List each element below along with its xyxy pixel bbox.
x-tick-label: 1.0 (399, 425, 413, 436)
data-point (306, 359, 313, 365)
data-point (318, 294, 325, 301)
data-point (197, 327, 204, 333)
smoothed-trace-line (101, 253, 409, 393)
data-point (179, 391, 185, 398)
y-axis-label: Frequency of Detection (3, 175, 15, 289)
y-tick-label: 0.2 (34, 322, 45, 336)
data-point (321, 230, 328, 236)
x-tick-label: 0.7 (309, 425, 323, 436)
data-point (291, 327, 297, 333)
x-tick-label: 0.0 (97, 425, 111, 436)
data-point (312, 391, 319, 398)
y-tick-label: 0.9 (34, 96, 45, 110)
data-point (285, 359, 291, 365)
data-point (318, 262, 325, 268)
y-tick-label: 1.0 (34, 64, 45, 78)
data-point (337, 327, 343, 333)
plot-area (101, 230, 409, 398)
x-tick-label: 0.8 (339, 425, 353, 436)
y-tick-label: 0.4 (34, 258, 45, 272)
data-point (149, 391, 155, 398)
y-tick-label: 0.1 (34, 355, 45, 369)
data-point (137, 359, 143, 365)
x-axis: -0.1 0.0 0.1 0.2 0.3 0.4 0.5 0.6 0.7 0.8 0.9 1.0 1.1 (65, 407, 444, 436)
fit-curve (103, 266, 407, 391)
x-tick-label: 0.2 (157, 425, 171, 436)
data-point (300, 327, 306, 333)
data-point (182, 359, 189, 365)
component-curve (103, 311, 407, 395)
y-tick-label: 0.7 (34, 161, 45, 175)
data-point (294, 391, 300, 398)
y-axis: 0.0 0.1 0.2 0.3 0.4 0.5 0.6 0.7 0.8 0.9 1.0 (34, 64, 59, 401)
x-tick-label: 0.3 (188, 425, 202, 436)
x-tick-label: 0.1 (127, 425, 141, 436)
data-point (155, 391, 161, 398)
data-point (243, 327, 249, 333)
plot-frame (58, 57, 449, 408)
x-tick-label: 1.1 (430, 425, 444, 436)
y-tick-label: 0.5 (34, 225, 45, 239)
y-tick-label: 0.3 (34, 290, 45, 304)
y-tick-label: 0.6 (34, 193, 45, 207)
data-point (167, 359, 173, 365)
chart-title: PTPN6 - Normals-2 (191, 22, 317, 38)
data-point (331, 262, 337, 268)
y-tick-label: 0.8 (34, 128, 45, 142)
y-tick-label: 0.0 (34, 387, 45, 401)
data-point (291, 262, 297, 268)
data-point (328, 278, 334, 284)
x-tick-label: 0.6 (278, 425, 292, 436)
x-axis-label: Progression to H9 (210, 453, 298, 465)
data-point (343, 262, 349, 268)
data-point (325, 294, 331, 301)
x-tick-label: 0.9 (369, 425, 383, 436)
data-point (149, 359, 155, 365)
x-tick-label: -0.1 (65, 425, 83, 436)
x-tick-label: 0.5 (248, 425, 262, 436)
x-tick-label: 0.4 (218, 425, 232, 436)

Exercise requirements ::
Copy out the material above, from its first line down to and including the line that contains "y-tick-label: 0.2 (34, 322, 45, 336)", with every character unchanged.

Complete response ::
List each element below along with its xyxy pixel bbox.
x-tick-label: 1.0 (399, 425, 413, 436)
data-point (306, 359, 313, 365)
data-point (318, 294, 325, 301)
data-point (197, 327, 204, 333)
smoothed-trace-line (101, 253, 409, 393)
data-point (179, 391, 185, 398)
y-axis-label: Frequency of Detection (3, 175, 15, 289)
y-tick-label: 0.2 (34, 322, 45, 336)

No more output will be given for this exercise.